**WHAT YOU NEED TO DO**
Reproduce the material in full, unchanged.

**MATERIAL FOR THIS TASK**
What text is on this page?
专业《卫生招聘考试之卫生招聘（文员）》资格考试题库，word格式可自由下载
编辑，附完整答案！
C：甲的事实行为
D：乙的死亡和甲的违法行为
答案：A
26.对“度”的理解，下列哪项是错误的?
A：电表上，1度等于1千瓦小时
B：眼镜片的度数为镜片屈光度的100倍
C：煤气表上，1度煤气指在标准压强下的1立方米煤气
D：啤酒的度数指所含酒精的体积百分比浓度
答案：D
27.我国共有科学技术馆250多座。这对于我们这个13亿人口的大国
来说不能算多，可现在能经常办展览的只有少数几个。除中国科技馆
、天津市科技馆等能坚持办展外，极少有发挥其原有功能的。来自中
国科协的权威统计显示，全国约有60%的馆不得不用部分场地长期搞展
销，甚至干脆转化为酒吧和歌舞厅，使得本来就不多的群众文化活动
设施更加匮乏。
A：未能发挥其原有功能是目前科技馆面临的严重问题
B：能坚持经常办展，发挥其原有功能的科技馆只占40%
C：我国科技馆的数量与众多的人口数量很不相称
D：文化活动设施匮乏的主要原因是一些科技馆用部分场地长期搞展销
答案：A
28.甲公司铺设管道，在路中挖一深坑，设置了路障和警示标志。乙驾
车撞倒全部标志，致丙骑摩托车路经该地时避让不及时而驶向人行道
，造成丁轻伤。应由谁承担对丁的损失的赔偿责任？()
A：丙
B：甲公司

**RESULT OF THE EXERCISE**
What text is on this page?
专业《卫生招聘考试之卫生招聘（文员）》资格考试题库，word格式可自由下载
编辑，附完整答案！
C：甲的事实行为
D：乙的死亡和甲的违法行为
答案：A
26.对“度”的理解，下列哪项是错误的?
A：电表上，1度等于1千瓦小时
B：眼镜片的度数为镜片屈光度的100倍
C：煤气表上，1度煤气指在标准压强下的1立方米煤气
D：啤酒的度数指所含酒精的体积百分比浓度
答案：D
27.我国共有科学技术馆250多座。这对于我们这个13亿人口的大国
来说不能算多，可现在能经常办展览的只有少数几个。除中国科技馆
、天津市科技馆等能坚持办展外，极少有发挥其原有功能的。来自中
国科协的权威统计显示，全国约有60%的馆不得不用部分场地长期搞展
销，甚至干脆转化为酒吧和歌舞厅，使得本来就不多的群众文化活动
设施更加匮乏。
A：未能发挥其原有功能是目前科技馆面临的严重问题
B：能坚持经常办展，发挥其原有功能的科技馆只占40%
C：我国科技馆的数量与众多的人口数量很不相称
D：文化活动设施匮乏的主要原因是一些科技馆用部分场地长期搞展销
答案：A
28.甲公司铺设管道，在路中挖一深坑，设置了路障和警示标志。乙驾
车撞倒全部标志，致丙骑摩托车路经该地时避让不及时而驶向人行道
，造成丁轻伤。应由谁承担对丁的损失的赔偿责任？()
A：丙
B：甲公司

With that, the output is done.